◆ **Short task**
List all lines in the material below that contain "coordinate".

# Records supplied start

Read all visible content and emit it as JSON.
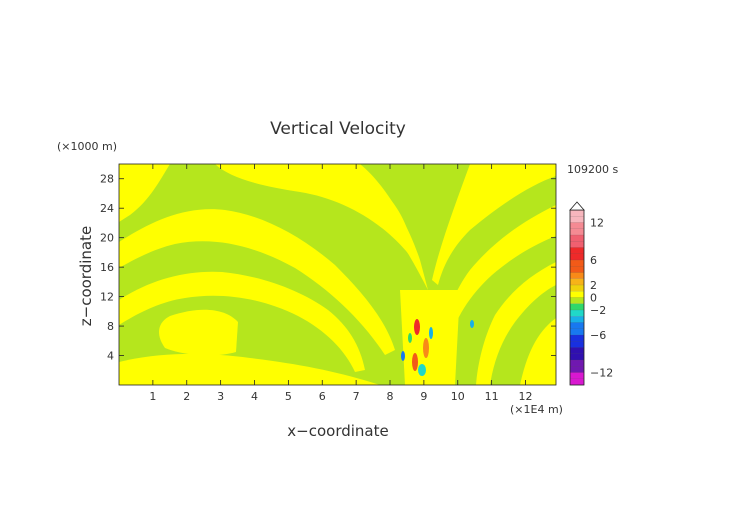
{
  "chart_data": {
    "type": "heatmap",
    "title": "Vertical Velocity",
    "xlabel": "x−coordinate",
    "ylabel": "z−coordinate",
    "x_scale_label": "(×1E4 m)",
    "y_scale_label": "(×1000 m)",
    "time_label": "109200 s",
    "xlim": [
      0,
      12.9
    ],
    "ylim": [
      0,
      30
    ],
    "x_ticks": [
      "1",
      "2",
      "3",
      "4",
      "5",
      "6",
      "7",
      "8",
      "9",
      "10",
      "11",
      "12"
    ],
    "y_ticks": [
      "4",
      "8",
      "12",
      "16",
      "20",
      "24",
      "28"
    ],
    "colorbar": {
      "range": [
        -14,
        14
      ],
      "extend": "max",
      "tick_labels": [
        "12",
        "6",
        "2",
        "0",
        "−2",
        "−6",
        "−12"
      ],
      "tick_values": [
        12,
        6,
        2,
        0,
        -2,
        -6,
        -12
      ],
      "level_colors": [
        {
          "from": 12,
          "to": 14,
          "color": "#f7b6bd"
        },
        {
          "from": 10,
          "to": 12,
          "color": "#f58a93"
        },
        {
          "from": 8,
          "to": 10,
          "color": "#f06070"
        },
        {
          "from": 6,
          "to": 8,
          "color": "#ee2a2a"
        },
        {
          "from": 4,
          "to": 6,
          "color": "#f25a18"
        },
        {
          "from": 3,
          "to": 4,
          "color": "#f88a18"
        },
        {
          "from": 2,
          "to": 3,
          "color": "#f7b318"
        },
        {
          "from": 1,
          "to": 2,
          "color": "#f0d20c"
        },
        {
          "from": 0,
          "to": 1,
          "color": "#ffff00"
        },
        {
          "from": -1,
          "to": 0,
          "color": "#b5e61d"
        },
        {
          "from": -2,
          "to": -1,
          "color": "#30d86a"
        },
        {
          "from": -3,
          "to": -2,
          "color": "#20d8c8"
        },
        {
          "from": -4,
          "to": -3,
          "color": "#18b0e8"
        },
        {
          "from": -6,
          "to": -4,
          "color": "#1878f0"
        },
        {
          "from": -8,
          "to": -6,
          "color": "#1830e0"
        },
        {
          "from": -10,
          "to": -8,
          "color": "#3010b0"
        },
        {
          "from": -12,
          "to": -10,
          "color": "#7018b0"
        },
        {
          "from": -14,
          "to": -12,
          "color": "#d818d0"
        }
      ]
    },
    "colors": {
      "positive": "#ffff00",
      "negative": "#b5e61d"
    }
  }
}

# Records supplied end

◆ **Expected answer**
    "xlabel": "x−coordinate",
    "ylabel": "z−coordinate",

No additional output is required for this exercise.